TO BE DONE ▸
What number of lines in the material contain the word "title"? Give that number alone.

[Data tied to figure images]
********************

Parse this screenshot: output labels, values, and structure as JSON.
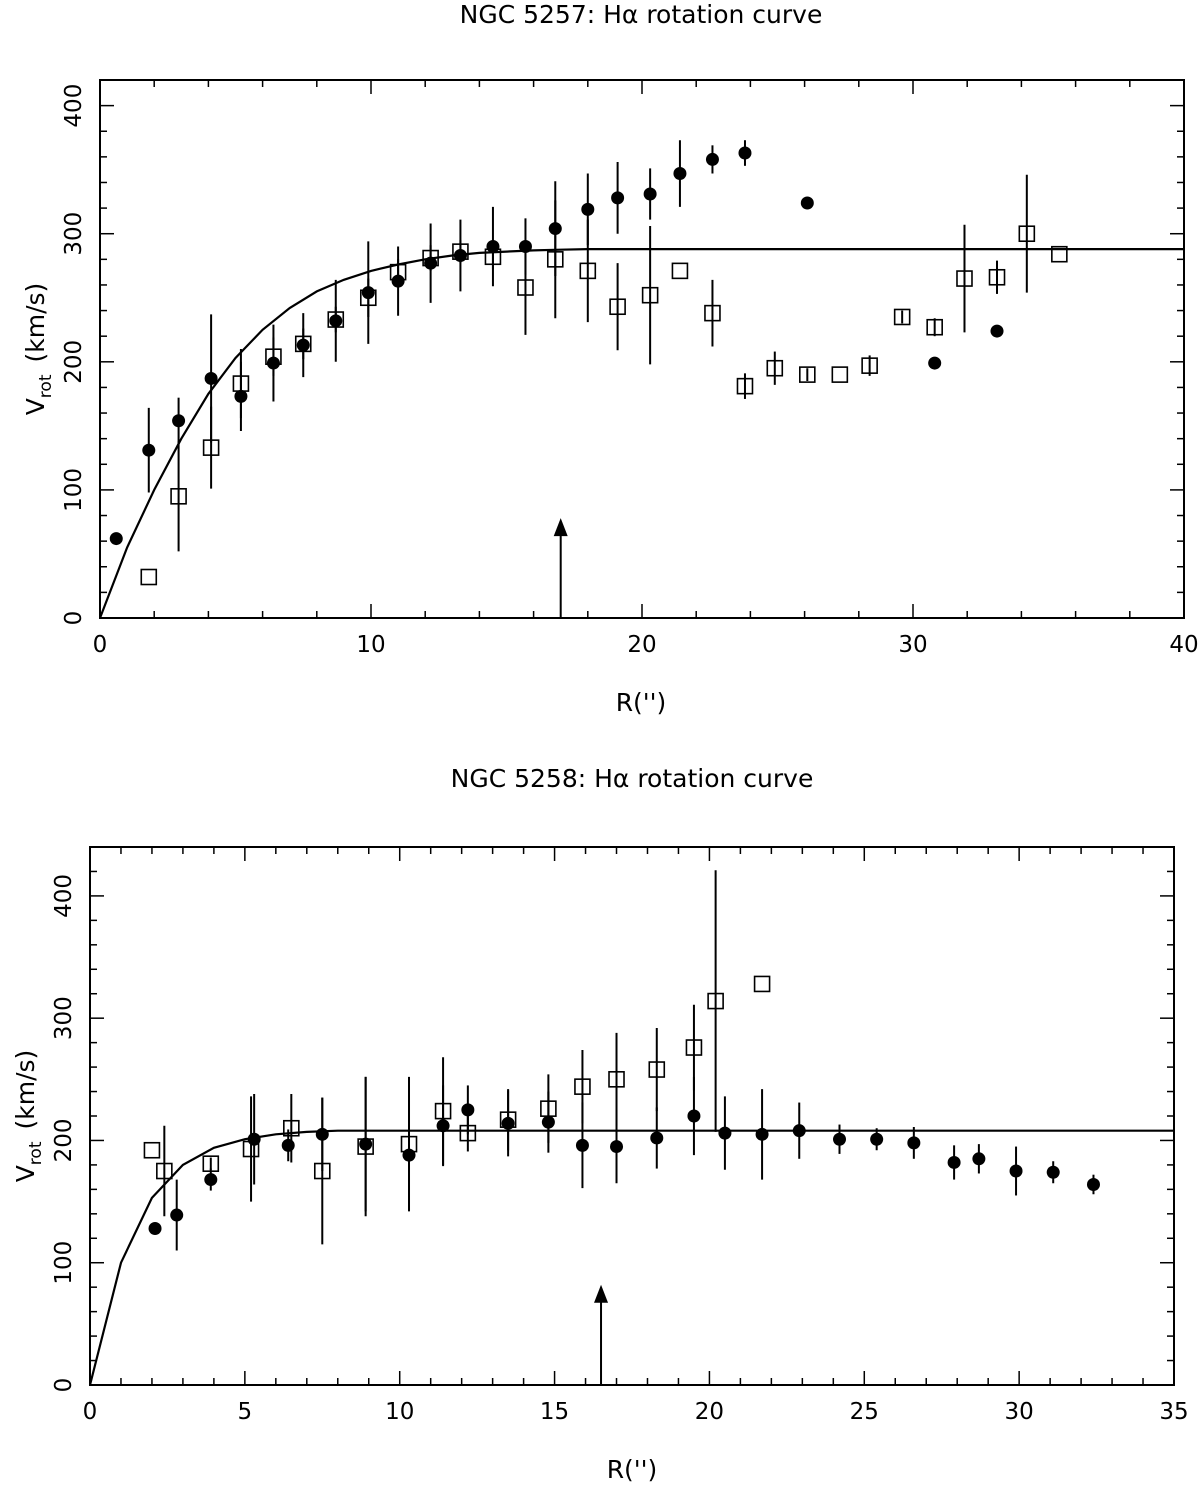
{
  "chart_data": [
    {
      "type": "scatter",
      "title": "NGC 5257: Hα rotation curve",
      "xlabel": "R('')",
      "ylabel_main": "V",
      "ylabel_sub": "rot",
      "ylabel_unit": "(km/s)",
      "xlim": [
        0,
        40
      ],
      "ylim": [
        0,
        420
      ],
      "xticks": [
        0,
        10,
        20,
        30,
        40
      ],
      "xticklabels": [
        "0",
        "10",
        "20",
        "30",
        "40"
      ],
      "yticks": [
        0,
        100,
        200,
        300,
        400
      ],
      "yticklabels": [
        "0",
        "100",
        "200",
        "300",
        "400"
      ],
      "xminor": 2,
      "yminor": 20,
      "arrow_x": 17,
      "arrow_range": [
        0,
        78
      ],
      "model_curve": {
        "name": "model",
        "x": [
          0,
          1,
          2,
          3,
          4,
          5,
          6,
          7,
          8,
          9,
          10,
          11,
          12,
          13,
          14,
          15,
          16,
          17,
          18,
          20,
          25,
          30,
          35,
          40
        ],
        "y": [
          0,
          55,
          100,
          140,
          175,
          203,
          225,
          242,
          255,
          264,
          271,
          276,
          280,
          283,
          285,
          286,
          287,
          287.5,
          288,
          288,
          288,
          288,
          288,
          288
        ]
      },
      "series": [
        {
          "name": "filled circles",
          "marker": "filled-circle",
          "points": [
            {
              "x": 0.6,
              "y": 62,
              "err": 0
            },
            {
              "x": 1.8,
              "y": 131,
              "err": 33
            },
            {
              "x": 2.9,
              "y": 154,
              "err": 18
            },
            {
              "x": 4.1,
              "y": 187,
              "err": 50
            },
            {
              "x": 5.2,
              "y": 173,
              "err": 27
            },
            {
              "x": 6.4,
              "y": 199,
              "err": 30
            },
            {
              "x": 7.5,
              "y": 213,
              "err": 25
            },
            {
              "x": 8.7,
              "y": 232,
              "err": 32
            },
            {
              "x": 9.9,
              "y": 254,
              "err": 40
            },
            {
              "x": 11.0,
              "y": 263,
              "err": 27
            },
            {
              "x": 12.2,
              "y": 277,
              "err": 31
            },
            {
              "x": 13.3,
              "y": 283,
              "err": 28
            },
            {
              "x": 14.5,
              "y": 290,
              "err": 31
            },
            {
              "x": 15.7,
              "y": 290,
              "err": 22
            },
            {
              "x": 16.8,
              "y": 304,
              "err": 37
            },
            {
              "x": 18.0,
              "y": 319,
              "err": 28
            },
            {
              "x": 19.1,
              "y": 328,
              "err": 28
            },
            {
              "x": 20.3,
              "y": 331,
              "err": 20
            },
            {
              "x": 21.4,
              "y": 347,
              "err": 26
            },
            {
              "x": 22.6,
              "y": 358,
              "err": 11
            },
            {
              "x": 23.8,
              "y": 363,
              "err": 10
            },
            {
              "x": 26.1,
              "y": 324,
              "err": 0
            },
            {
              "x": 30.8,
              "y": 199,
              "err": 0
            },
            {
              "x": 33.1,
              "y": 224,
              "err": 0
            }
          ]
        },
        {
          "name": "open squares",
          "marker": "open-square",
          "points": [
            {
              "x": 1.8,
              "y": 32,
              "err": 0
            },
            {
              "x": 2.9,
              "y": 95,
              "err": 43
            },
            {
              "x": 4.1,
              "y": 133,
              "err": 32
            },
            {
              "x": 5.2,
              "y": 183,
              "err": 27
            },
            {
              "x": 6.4,
              "y": 204,
              "err": 15
            },
            {
              "x": 7.5,
              "y": 214,
              "err": 12
            },
            {
              "x": 8.7,
              "y": 233,
              "err": 10
            },
            {
              "x": 9.9,
              "y": 250,
              "err": 15
            },
            {
              "x": 11.0,
              "y": 270,
              "err": 10
            },
            {
              "x": 12.2,
              "y": 281,
              "err": 10
            },
            {
              "x": 13.3,
              "y": 286,
              "err": 9
            },
            {
              "x": 14.5,
              "y": 282,
              "err": 10
            },
            {
              "x": 15.7,
              "y": 258,
              "err": 37
            },
            {
              "x": 16.8,
              "y": 280,
              "err": 46
            },
            {
              "x": 18.0,
              "y": 271,
              "err": 40
            },
            {
              "x": 19.1,
              "y": 243,
              "err": 34
            },
            {
              "x": 20.3,
              "y": 252,
              "err": 54
            },
            {
              "x": 21.4,
              "y": 271,
              "err": 0
            },
            {
              "x": 22.6,
              "y": 238,
              "err": 26
            },
            {
              "x": 23.8,
              "y": 181,
              "err": 10
            },
            {
              "x": 24.9,
              "y": 195,
              "err": 13
            },
            {
              "x": 26.1,
              "y": 190,
              "err": 5
            },
            {
              "x": 27.3,
              "y": 190,
              "err": 0
            },
            {
              "x": 28.4,
              "y": 197,
              "err": 8
            },
            {
              "x": 29.6,
              "y": 235,
              "err": 5
            },
            {
              "x": 30.8,
              "y": 227,
              "err": 7
            },
            {
              "x": 31.9,
              "y": 265,
              "err": 42
            },
            {
              "x": 33.1,
              "y": 266,
              "err": 13
            },
            {
              "x": 34.2,
              "y": 300,
              "err": 46
            },
            {
              "x": 35.4,
              "y": 284,
              "err": 0
            }
          ]
        }
      ]
    },
    {
      "type": "scatter",
      "title": "NGC 5258: Hα rotation curve",
      "xlabel": "R('')",
      "ylabel_main": "V",
      "ylabel_sub": "rot",
      "ylabel_unit": "(km/s)",
      "xlim": [
        0,
        35
      ],
      "ylim": [
        0,
        440
      ],
      "xticks": [
        0,
        5,
        10,
        15,
        20,
        25,
        30,
        35
      ],
      "xticklabels": [
        "0",
        "5",
        "10",
        "15",
        "20",
        "25",
        "30",
        "35"
      ],
      "yticks": [
        0,
        100,
        200,
        300,
        400
      ],
      "yticklabels": [
        "0",
        "100",
        "200",
        "300",
        "400"
      ],
      "xminor": 1,
      "yminor": 20,
      "arrow_x": 16.5,
      "arrow_range": [
        0,
        82
      ],
      "model_curve": {
        "name": "model",
        "x": [
          0,
          1,
          2,
          3,
          4,
          5,
          6,
          7,
          8,
          10,
          15,
          20,
          25,
          30,
          35
        ],
        "y": [
          0,
          100,
          153,
          180,
          194,
          201,
          205,
          207,
          208,
          208,
          208,
          208,
          208,
          208,
          208
        ]
      },
      "series": [
        {
          "name": "filled circles",
          "marker": "filled-circle",
          "points": [
            {
              "x": 2.1,
              "y": 128,
              "err": 0
            },
            {
              "x": 2.8,
              "y": 139,
              "err": 29
            },
            {
              "x": 3.9,
              "y": 168,
              "err": 9
            },
            {
              "x": 5.3,
              "y": 201,
              "err": 37
            },
            {
              "x": 6.4,
              "y": 196,
              "err": 13
            },
            {
              "x": 7.5,
              "y": 205,
              "err": 30
            },
            {
              "x": 8.9,
              "y": 197,
              "err": 55
            },
            {
              "x": 10.3,
              "y": 188,
              "err": 45
            },
            {
              "x": 11.4,
              "y": 212,
              "err": 33
            },
            {
              "x": 12.2,
              "y": 225,
              "err": 20
            },
            {
              "x": 13.5,
              "y": 214,
              "err": 27
            },
            {
              "x": 14.8,
              "y": 215,
              "err": 25
            },
            {
              "x": 15.9,
              "y": 196,
              "err": 35
            },
            {
              "x": 17.0,
              "y": 195,
              "err": 30
            },
            {
              "x": 18.3,
              "y": 202,
              "err": 25
            },
            {
              "x": 19.5,
              "y": 220,
              "err": 32
            },
            {
              "x": 20.5,
              "y": 206,
              "err": 30
            },
            {
              "x": 21.7,
              "y": 205,
              "err": 37
            },
            {
              "x": 22.9,
              "y": 208,
              "err": 23
            },
            {
              "x": 24.2,
              "y": 201,
              "err": 12
            },
            {
              "x": 25.4,
              "y": 201,
              "err": 9
            },
            {
              "x": 26.6,
              "y": 198,
              "err": 13
            },
            {
              "x": 27.9,
              "y": 182,
              "err": 14
            },
            {
              "x": 28.7,
              "y": 185,
              "err": 12
            },
            {
              "x": 29.9,
              "y": 175,
              "err": 20
            },
            {
              "x": 31.1,
              "y": 174,
              "err": 9
            },
            {
              "x": 32.4,
              "y": 164,
              "err": 8
            }
          ]
        },
        {
          "name": "open squares",
          "marker": "open-square",
          "points": [
            {
              "x": 2.0,
              "y": 192,
              "err": 0
            },
            {
              "x": 2.4,
              "y": 175,
              "err": 37
            },
            {
              "x": 3.9,
              "y": 181,
              "err": 5
            },
            {
              "x": 5.2,
              "y": 193,
              "err": 43
            },
            {
              "x": 6.5,
              "y": 210,
              "err": 28
            },
            {
              "x": 7.5,
              "y": 175,
              "err": 60
            },
            {
              "x": 8.9,
              "y": 195,
              "err": 57
            },
            {
              "x": 10.3,
              "y": 197,
              "err": 55
            },
            {
              "x": 11.4,
              "y": 224,
              "err": 44
            },
            {
              "x": 12.2,
              "y": 206,
              "err": 15
            },
            {
              "x": 13.5,
              "y": 217,
              "err": 25
            },
            {
              "x": 14.8,
              "y": 226,
              "err": 28
            },
            {
              "x": 15.9,
              "y": 244,
              "err": 30
            },
            {
              "x": 17.0,
              "y": 250,
              "err": 38
            },
            {
              "x": 18.3,
              "y": 258,
              "err": 34
            },
            {
              "x": 19.5,
              "y": 276,
              "err": 35
            },
            {
              "x": 20.2,
              "y": 314,
              "err": 107
            },
            {
              "x": 21.7,
              "y": 328,
              "err": 0
            }
          ]
        }
      ]
    }
  ]
}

********************

EXERCISE RESPONSE ▸
2